AIM OF THE EXERCISE
Transcribe the records below exactly as they appear, omitting any pictures.

......

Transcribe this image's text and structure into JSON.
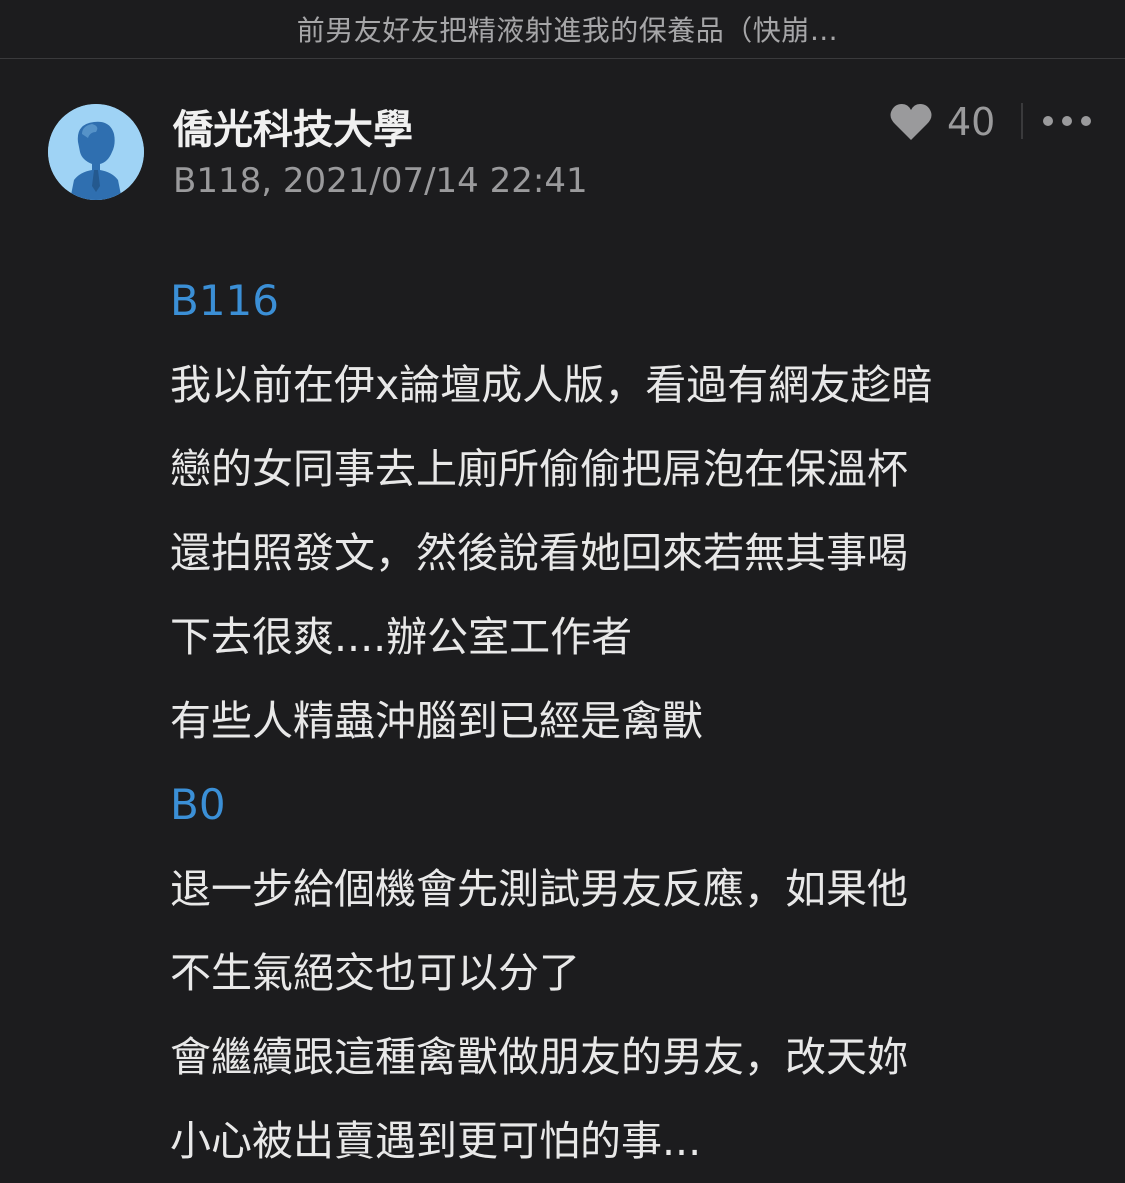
{
  "header": {
    "title": "前男友好友把精液射進我的保養品（快崩…"
  },
  "comment": {
    "author": "僑光科技大學",
    "meta": "B118, 2021/07/14 22:41",
    "likes": "40",
    "lines": [
      {
        "type": "ref",
        "text": "B116"
      },
      {
        "type": "text",
        "text": "我以前在伊x論壇成人版，看過有網友趁暗"
      },
      {
        "type": "text",
        "text": "戀的女同事去上廁所偷偷把屌泡在保溫杯"
      },
      {
        "type": "text",
        "text": "還拍照發文，然後說看她回來若無其事喝"
      },
      {
        "type": "text",
        "text": "下去很爽....辦公室工作者"
      },
      {
        "type": "text",
        "text": "有些人精蟲沖腦到已經是禽獸"
      },
      {
        "type": "ref",
        "text": "B0"
      },
      {
        "type": "text",
        "text": "退一步給個機會先測試男友反應，如果他"
      },
      {
        "type": "text",
        "text": "不生氣絕交也可以分了"
      },
      {
        "type": "text",
        "text": "會繼續跟這種禽獸做朋友的男友，改天妳"
      },
      {
        "type": "text",
        "text": "小心被出賣遇到更可怕的事..."
      }
    ]
  },
  "colors": {
    "background": "#1c1c1e",
    "link": "#3b8fd6",
    "avatar": "#9fd3f5"
  }
}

......

ANSWER IN FULL
Transcribe this image's text and structure into JSON.
{
  "header": {
    "title": "前男友好友把精液射進我的保養品（快崩…"
  },
  "comment": {
    "author": "僑光科技大學",
    "meta": "B118, 2021/07/14 22:41",
    "likes": "40",
    "lines": [
      {
        "type": "ref",
        "text": "B116"
      },
      {
        "type": "text",
        "text": "我以前在伊x論壇成人版，看過有網友趁暗"
      },
      {
        "type": "text",
        "text": "戀的女同事去上廁所偷偷把屌泡在保溫杯"
      },
      {
        "type": "text",
        "text": "還拍照發文，然後說看她回來若無其事喝"
      },
      {
        "type": "text",
        "text": "下去很爽....辦公室工作者"
      },
      {
        "type": "text",
        "text": "有些人精蟲沖腦到已經是禽獸"
      },
      {
        "type": "ref",
        "text": "B0"
      },
      {
        "type": "text",
        "text": "退一步給個機會先測試男友反應，如果他"
      },
      {
        "type": "text",
        "text": "不生氣絕交也可以分了"
      },
      {
        "type": "text",
        "text": "會繼續跟這種禽獸做朋友的男友，改天妳"
      },
      {
        "type": "text",
        "text": "小心被出賣遇到更可怕的事..."
      }
    ]
  },
  "colors": {
    "background": "#1c1c1e",
    "link": "#3b8fd6",
    "avatar": "#9fd3f5"
  }
}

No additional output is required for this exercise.